■ EXERCISE PROMPT ■
Give the number of lines in the data that hold the word "从上到下", and nothing else.

■ DATA SUPPLIED ■
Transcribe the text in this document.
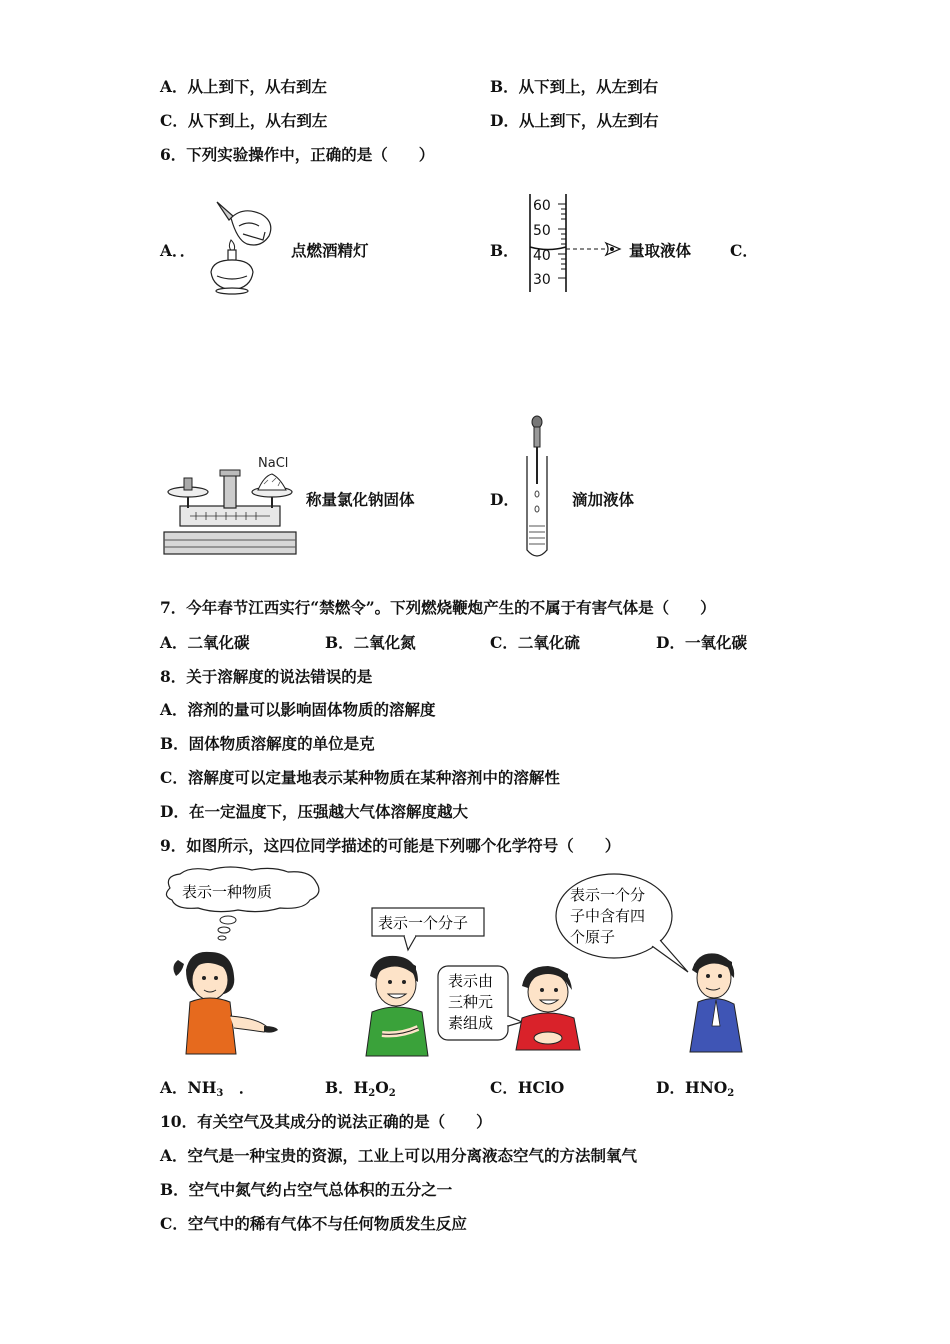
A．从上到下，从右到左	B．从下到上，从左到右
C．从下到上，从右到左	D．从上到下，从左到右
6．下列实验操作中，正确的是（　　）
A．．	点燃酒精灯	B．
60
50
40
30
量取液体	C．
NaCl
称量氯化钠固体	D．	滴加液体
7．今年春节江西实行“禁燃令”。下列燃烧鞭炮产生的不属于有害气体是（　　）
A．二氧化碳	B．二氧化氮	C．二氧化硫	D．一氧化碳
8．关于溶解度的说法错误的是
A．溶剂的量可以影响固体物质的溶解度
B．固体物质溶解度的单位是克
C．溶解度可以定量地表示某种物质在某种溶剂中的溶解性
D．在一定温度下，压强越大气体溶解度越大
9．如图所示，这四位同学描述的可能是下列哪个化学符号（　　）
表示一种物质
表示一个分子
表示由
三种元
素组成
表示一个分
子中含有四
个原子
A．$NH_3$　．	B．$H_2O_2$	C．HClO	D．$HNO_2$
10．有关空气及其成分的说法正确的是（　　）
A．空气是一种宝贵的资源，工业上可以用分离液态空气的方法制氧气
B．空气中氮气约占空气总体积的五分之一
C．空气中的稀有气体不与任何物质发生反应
--
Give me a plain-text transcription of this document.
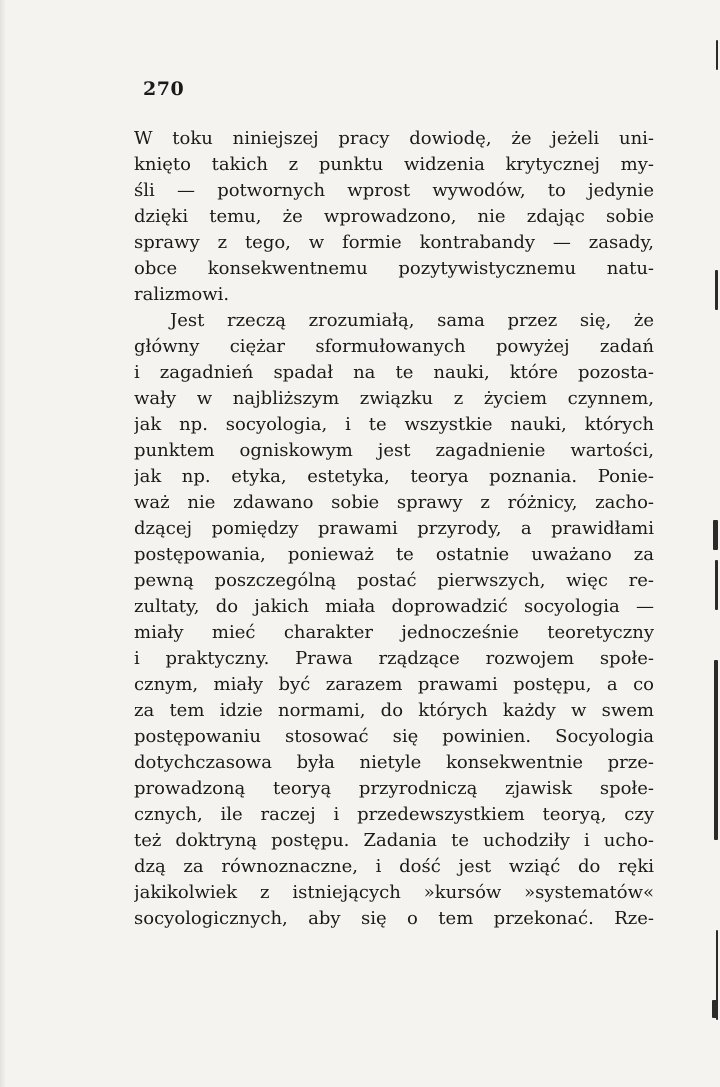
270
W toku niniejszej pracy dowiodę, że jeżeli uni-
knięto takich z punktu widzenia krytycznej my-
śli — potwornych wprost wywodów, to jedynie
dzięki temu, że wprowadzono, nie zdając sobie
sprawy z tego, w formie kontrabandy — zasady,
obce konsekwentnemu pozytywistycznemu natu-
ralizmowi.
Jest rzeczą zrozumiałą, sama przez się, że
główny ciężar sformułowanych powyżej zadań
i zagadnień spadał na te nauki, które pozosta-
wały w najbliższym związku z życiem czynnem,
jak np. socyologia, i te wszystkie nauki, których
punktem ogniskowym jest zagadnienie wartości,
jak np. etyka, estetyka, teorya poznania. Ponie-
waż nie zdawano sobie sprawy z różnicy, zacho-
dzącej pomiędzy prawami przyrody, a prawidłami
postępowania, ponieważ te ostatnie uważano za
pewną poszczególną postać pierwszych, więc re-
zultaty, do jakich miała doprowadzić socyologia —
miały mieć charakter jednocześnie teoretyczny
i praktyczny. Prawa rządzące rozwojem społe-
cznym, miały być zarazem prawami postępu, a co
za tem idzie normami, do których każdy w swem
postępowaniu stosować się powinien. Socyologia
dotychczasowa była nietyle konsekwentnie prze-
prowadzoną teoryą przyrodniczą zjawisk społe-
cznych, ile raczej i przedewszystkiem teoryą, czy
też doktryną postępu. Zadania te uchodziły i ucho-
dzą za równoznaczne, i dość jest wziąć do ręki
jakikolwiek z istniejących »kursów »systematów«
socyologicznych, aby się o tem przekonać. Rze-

■ TASK ANSWER ■
2